(Challenge) Retype each entry below exactly as it stands.

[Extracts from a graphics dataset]
· · · · ·
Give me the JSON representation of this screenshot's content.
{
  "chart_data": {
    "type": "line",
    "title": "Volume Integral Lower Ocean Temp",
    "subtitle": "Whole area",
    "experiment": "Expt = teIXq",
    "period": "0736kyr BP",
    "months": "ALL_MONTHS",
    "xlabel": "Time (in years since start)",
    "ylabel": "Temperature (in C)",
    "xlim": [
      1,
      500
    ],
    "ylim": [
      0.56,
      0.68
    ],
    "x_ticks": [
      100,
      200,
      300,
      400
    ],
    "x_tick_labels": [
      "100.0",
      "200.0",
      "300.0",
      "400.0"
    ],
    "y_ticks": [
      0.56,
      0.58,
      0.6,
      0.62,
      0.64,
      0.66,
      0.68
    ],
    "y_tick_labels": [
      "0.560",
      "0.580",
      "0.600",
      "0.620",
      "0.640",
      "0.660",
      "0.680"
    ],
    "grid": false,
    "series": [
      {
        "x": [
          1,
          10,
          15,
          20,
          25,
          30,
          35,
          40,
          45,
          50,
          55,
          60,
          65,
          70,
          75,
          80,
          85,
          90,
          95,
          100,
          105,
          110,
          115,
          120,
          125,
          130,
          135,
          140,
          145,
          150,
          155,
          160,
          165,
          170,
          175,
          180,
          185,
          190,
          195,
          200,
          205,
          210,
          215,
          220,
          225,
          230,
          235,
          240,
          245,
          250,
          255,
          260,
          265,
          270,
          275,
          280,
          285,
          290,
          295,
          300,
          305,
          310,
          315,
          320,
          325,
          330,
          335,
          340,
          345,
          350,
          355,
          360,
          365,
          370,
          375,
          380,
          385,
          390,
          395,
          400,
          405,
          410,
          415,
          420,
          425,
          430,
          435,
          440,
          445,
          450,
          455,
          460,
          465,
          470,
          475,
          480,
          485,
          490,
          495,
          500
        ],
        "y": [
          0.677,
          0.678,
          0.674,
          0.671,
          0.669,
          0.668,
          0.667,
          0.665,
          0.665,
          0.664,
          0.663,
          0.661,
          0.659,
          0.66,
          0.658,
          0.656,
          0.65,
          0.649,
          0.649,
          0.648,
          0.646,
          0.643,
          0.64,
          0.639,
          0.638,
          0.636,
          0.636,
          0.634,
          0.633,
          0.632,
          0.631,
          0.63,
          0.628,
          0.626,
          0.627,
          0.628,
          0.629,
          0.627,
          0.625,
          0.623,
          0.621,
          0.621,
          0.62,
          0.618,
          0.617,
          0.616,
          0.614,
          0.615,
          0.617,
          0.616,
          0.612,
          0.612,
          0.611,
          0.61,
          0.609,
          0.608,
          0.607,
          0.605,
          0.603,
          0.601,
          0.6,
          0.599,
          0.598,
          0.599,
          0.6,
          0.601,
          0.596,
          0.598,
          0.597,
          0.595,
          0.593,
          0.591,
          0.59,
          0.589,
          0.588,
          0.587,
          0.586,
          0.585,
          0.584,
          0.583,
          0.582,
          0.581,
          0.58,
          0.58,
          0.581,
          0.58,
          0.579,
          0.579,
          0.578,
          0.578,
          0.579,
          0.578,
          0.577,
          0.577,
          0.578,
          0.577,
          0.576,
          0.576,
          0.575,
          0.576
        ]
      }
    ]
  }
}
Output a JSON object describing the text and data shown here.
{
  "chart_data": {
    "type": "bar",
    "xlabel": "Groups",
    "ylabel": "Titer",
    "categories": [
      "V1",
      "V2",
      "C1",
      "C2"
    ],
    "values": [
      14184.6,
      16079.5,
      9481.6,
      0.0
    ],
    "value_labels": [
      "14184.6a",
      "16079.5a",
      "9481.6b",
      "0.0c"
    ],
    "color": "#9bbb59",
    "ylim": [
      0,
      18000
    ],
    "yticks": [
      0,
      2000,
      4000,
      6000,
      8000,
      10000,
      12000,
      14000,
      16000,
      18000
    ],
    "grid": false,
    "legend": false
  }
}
· · · · ·
(Completed exercise)
Give me the JSON representation of this screenshot's content.
{
  "chart_data": {
    "type": "line",
    "title": "Volume Integral Lower Ocean Temp",
    "subtitle": "Whole area",
    "experiment": "Expt = teIXq",
    "period": "0736kyr BP",
    "months": "ALL_MONTHS",
    "xlabel": "Time (in years since start)",
    "ylabel": "Temperature (in C)",
    "xlim": [
      1,
      500
    ],
    "ylim": [
      0.56,
      0.68
    ],
    "x_ticks": [
      100,
      200,
      300,
      400
    ],
    "x_tick_labels": [
      "100.0",
      "200.0",
      "300.0",
      "400.0"
    ],
    "y_ticks": [
      0.56,
      0.58,
      0.6,
      0.62,
      0.64,
      0.66,
      0.68
    ],
    "y_tick_labels": [
      "0.560",
      "0.580",
      "0.600",
      "0.620",
      "0.640",
      "0.660",
      "0.680"
    ],
    "grid": false,
    "series": [
      {
        "x": [
          1,
          10,
          15,
          20,
          25,
          30,
          35,
          40,
          45,
          50,
          55,
          60,
          65,
          70,
          75,
          80,
          85,
          90,
          95,
          100,
          105,
          110,
          115,
          120,
          125,
          130,
          135,
          140,
          145,
          150,
          155,
          160,
          165,
          170,
          175,
          180,
          185,
          190,
          195,
          200,
          205,
          210,
          215,
          220,
          225,
          230,
          235,
          240,
          245,
          250,
          255,
          260,
          265,
          270,
          275,
          280,
          285,
          290,
          295,
          300,
          305,
          310,
          315,
          320,
          325,
          330,
          335,
          340,
          345,
          350,
          355,
          360,
          365,
          370,
          375,
          380,
          385,
          390,
          395,
          400,
          405,
          410,
          415,
          420,
          425,
          430,
          435,
          440,
          445,
          450,
          455,
          460,
          465,
          470,
          475,
          480,
          485,
          490,
          495,
          500
        ],
        "y": [
          0.677,
          0.678,
          0.674,
          0.671,
          0.669,
          0.668,
          0.667,
          0.665,
          0.665,
          0.664,
          0.663,
          0.661,
          0.659,
          0.66,
          0.658,
          0.656,
          0.65,
          0.649,
          0.649,
          0.648,
          0.646,
          0.643,
          0.64,
          0.639,
          0.638,
          0.636,
          0.636,
          0.634,
          0.633,
          0.632,
          0.631,
          0.63,
          0.628,
          0.626,
          0.627,
          0.628,
          0.629,
          0.627,
          0.625,
          0.623,
          0.621,
          0.621,
          0.62,
          0.618,
          0.617,
          0.616,
          0.614,
          0.615,
          0.617,
          0.616,
          0.612,
          0.612,
          0.611,
          0.61,
          0.609,
          0.608,
          0.607,
          0.605,
          0.603,
          0.601,
          0.6,
          0.599,
          0.598,
          0.599,
          0.6,
          0.601,
          0.596,
          0.598,
          0.597,
          0.595,
          0.593,
          0.591,
          0.59,
          0.589,
          0.588,
          0.587,
          0.586,
          0.585,
          0.584,
          0.583,
          0.582,
          0.581,
          0.58,
          0.58,
          0.581,
          0.58,
          0.579,
          0.579,
          0.578,
          0.578,
          0.579,
          0.578,
          0.577,
          0.577,
          0.578,
          0.577,
          0.576,
          0.576,
          0.575,
          0.576
        ]
      }
    ]
  }
}
Output a JSON object describing the text and data shown here.
{
  "chart_data": {
    "type": "bar",
    "xlabel": "Groups",
    "ylabel": "Titer",
    "categories": [
      "V1",
      "V2",
      "C1",
      "C2"
    ],
    "values": [
      14184.6,
      16079.5,
      9481.6,
      0.0
    ],
    "value_labels": [
      "14184.6a",
      "16079.5a",
      "9481.6b",
      "0.0c"
    ],
    "color": "#9bbb59",
    "ylim": [
      0,
      18000
    ],
    "yticks": [
      0,
      2000,
      4000,
      6000,
      8000,
      10000,
      12000,
      14000,
      16000,
      18000
    ],
    "grid": false,
    "legend": false
  }
}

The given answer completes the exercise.